[Data records]
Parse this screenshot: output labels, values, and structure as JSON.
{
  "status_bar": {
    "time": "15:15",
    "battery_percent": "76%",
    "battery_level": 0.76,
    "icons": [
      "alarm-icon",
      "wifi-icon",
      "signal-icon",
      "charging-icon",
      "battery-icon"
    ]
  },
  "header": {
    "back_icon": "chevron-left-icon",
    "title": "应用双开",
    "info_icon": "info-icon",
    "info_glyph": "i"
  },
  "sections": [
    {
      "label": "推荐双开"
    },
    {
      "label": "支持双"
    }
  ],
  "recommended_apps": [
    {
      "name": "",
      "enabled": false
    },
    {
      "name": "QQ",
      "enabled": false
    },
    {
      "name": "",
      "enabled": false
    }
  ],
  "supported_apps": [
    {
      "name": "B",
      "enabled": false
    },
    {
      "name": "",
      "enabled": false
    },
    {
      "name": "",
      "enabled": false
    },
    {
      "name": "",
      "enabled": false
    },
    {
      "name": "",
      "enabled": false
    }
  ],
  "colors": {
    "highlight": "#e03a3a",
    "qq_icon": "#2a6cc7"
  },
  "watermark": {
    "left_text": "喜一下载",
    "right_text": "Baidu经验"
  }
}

▶ [Short problem]
Extract each entry in full, exactly as given.

▶ [Reply]
Parse this screenshot: output labels, values, and structure as JSON.
{
  "status_bar": {
    "time": "15:15",
    "battery_percent": "76%",
    "battery_level": 0.76,
    "icons": [
      "alarm-icon",
      "wifi-icon",
      "signal-icon",
      "charging-icon",
      "battery-icon"
    ]
  },
  "header": {
    "back_icon": "chevron-left-icon",
    "title": "应用双开",
    "info_icon": "info-icon",
    "info_glyph": "i"
  },
  "sections": [
    {
      "label": "推荐双开"
    },
    {
      "label": "支持双"
    }
  ],
  "recommended_apps": [
    {
      "name": "",
      "enabled": false
    },
    {
      "name": "QQ",
      "enabled": false
    },
    {
      "name": "",
      "enabled": false
    }
  ],
  "supported_apps": [
    {
      "name": "B",
      "enabled": false
    },
    {
      "name": "",
      "enabled": false
    },
    {
      "name": "",
      "enabled": false
    },
    {
      "name": "",
      "enabled": false
    },
    {
      "name": "",
      "enabled": false
    }
  ],
  "colors": {
    "highlight": "#e03a3a",
    "qq_icon": "#2a6cc7"
  },
  "watermark": {
    "left_text": "喜一下载",
    "right_text": "Baidu经验"
  }
}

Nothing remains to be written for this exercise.